-- Excerpted data start --

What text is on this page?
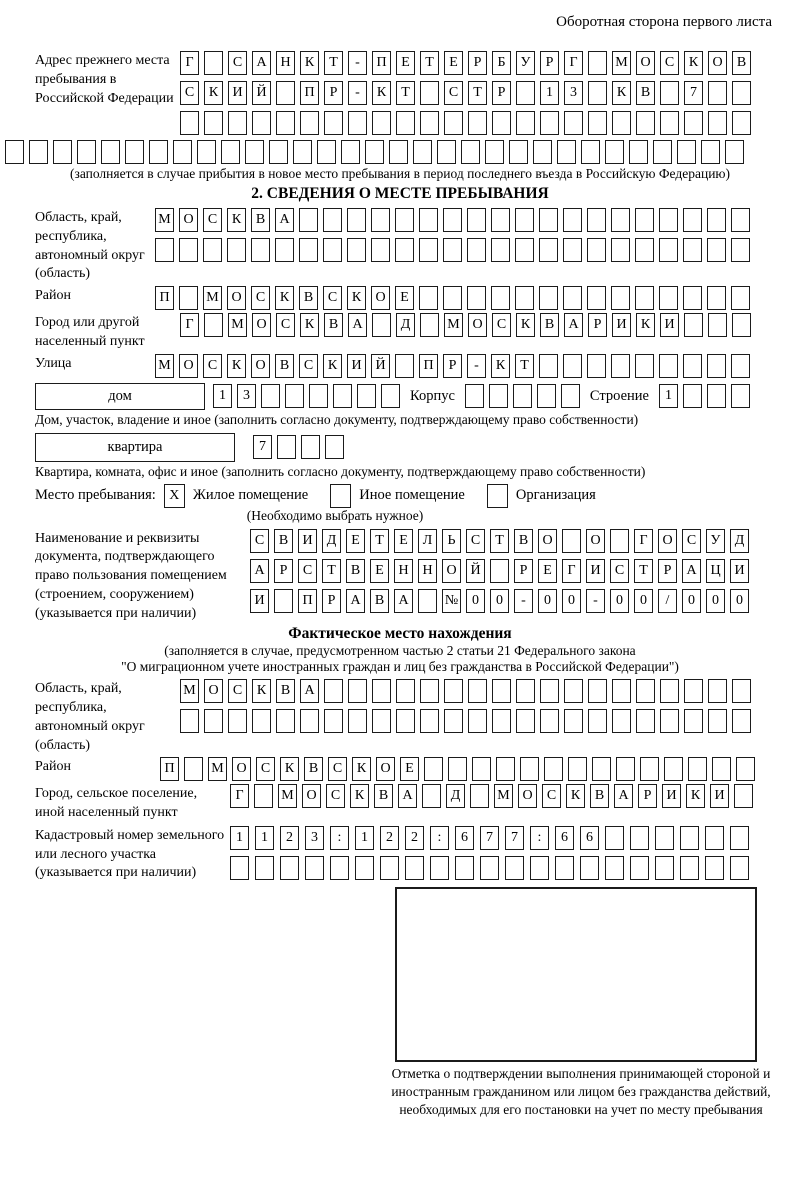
Оборотная сторона первого листа
Адрес прежнего места пребывания в Российской Федерации
Г	С	А Н	К	Т	-	П	Е	Т	Е	Р	Б	У	Р	Г	М О	С	К	О	В
С	К	И Й	П	Р	-	К	Т	С	Т	Р	1	3	К	В	7
(заполняется в случае прибытия в новое место пребывания в период последнего въезда в Российскую Федерацию)
2. СВЕДЕНИЯ О МЕСТЕ ПРЕБЫВАНИЯ
Область, край, республика, автономный округ (область)
М О	С	К	В	А
Район	П	М О	С	К	В	С	К	О	Е
Город или другой населенный пункт
Г	М О	С	К	В	А	Д	М О	С	К	В	А	Р	И	К	И
Улица	М О	С	К	О	В	С	К	И Й	П	Р	-	К	Т
дом	1	3	Корпус	Строение	1
Дом, участок, владение и иное (заполнить согласно документу, подтверждающему право собственности)
квартира	7
Квартира, комната, офис и иное (заполнить согласно документу, подтверждающему право собственности)
Место пребывания: X Жилое помещение	Иное помещение	Организация
(Необходимо выбрать нужное)
Наименование и реквизиты документа, подтверждающего право пользования помещением (строением, сооружением) (указывается при наличии)
С	В	И	Д	Е	Т	Е	Л	Ь	С	Т	В	О	О	Г	О	С	У	Д
А	Р	С	Т	В	Е	Н Н О Й	Р	Е	Г	И	С	Т	Р	А Ц И
И	П	Р	А	В	А	№ 0	0	-	0	0	-	0	0	/	0	0	0
Фактическое место нахождения
(заполняется в случае, предусмотренном частью 2 статьи 21 Федерального закона
"О миграционном учете иностранных граждан и лиц без гражданства в Российской Федерации")
Область, край, республика, автономный округ (область)
М О	С	К	В	А
Район	П	М О	С	К	В	С	К	О	Е
Город, сельское поселение, иной населенный пункт
Г	М О	С	К	В	А	Д	М О	С	К	В	А	Р	И	К	И
Кадастровый номер земельного или лесного участка (указывается при наличии)
1	1	2	3	:	1	2	2	:	6	7	7	:	6	6
Отметка о подтверждении выполнения принимающей стороной и иностранным гражданином или лицом без гражданства действий, необходимых для его постановки на учет по месту пребывания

-- Excerpted data end --

◆ Stated goal: Leave the images out, please, and restate each line word for word.

◆ Correct answer:
What text is on this page?
Оборотная сторона первого листа
Адрес прежнего места пребывания в Российской Федерации
Г	С	А Н	К	Т	-	П	Е	Т	Е	Р	Б	У	Р	Г	М О	С	К	О	В
С	К	И Й	П	Р	-	К	Т	С	Т	Р	1	3	К	В	7
(заполняется в случае прибытия в новое место пребывания в период последнего въезда в Российскую Федерацию)
2. СВЕДЕНИЯ О МЕСТЕ ПРЕБЫВАНИЯ
Область, край, республика, автономный округ (область)
М О	С	К	В	А
Район	П	М О	С	К	В	С	К	О	Е
Город или другой населенный пункт
Г	М О	С	К	В	А	Д	М О	С	К	В	А	Р	И	К	И
Улица	М О	С	К	О	В	С	К	И Й	П	Р	-	К	Т
дом	1	3	Корпус	Строение	1
Дом, участок, владение и иное (заполнить согласно документу, подтверждающему право собственности)
квартира	7
Квартира, комната, офис и иное (заполнить согласно документу, подтверждающему право собственности)
Место пребывания: X Жилое помещение	Иное помещение	Организация
(Необходимо выбрать нужное)
Наименование и реквизиты документа, подтверждающего право пользования помещением (строением, сооружением) (указывается при наличии)
С	В	И	Д	Е	Т	Е	Л	Ь	С	Т	В	О	О	Г	О	С	У	Д
А	Р	С	Т	В	Е	Н Н О Й	Р	Е	Г	И	С	Т	Р	А Ц И
И	П	Р	А	В	А	№ 0	0	-	0	0	-	0	0	/	0	0	0
Фактическое место нахождения
(заполняется в случае, предусмотренном частью 2 статьи 21 Федерального закона
"О миграционном учете иностранных граждан и лиц без гражданства в Российской Федерации")
Область, край, республика, автономный округ (область)
М О	С	К	В	А
Район	П	М О	С	К	В	С	К	О	Е
Город, сельское поселение, иной населенный пункт
Г	М О	С	К	В	А	Д	М О	С	К	В	А	Р	И	К	И
Кадастровый номер земельного или лесного участка (указывается при наличии)
1	1	2	3	:	1	2	2	:	6	7	7	:	6	6
Отметка о подтверждении выполнения принимающей стороной и иностранным гражданином или лицом без гражданства действий, необходимых для его постановки на учет по месту пребывания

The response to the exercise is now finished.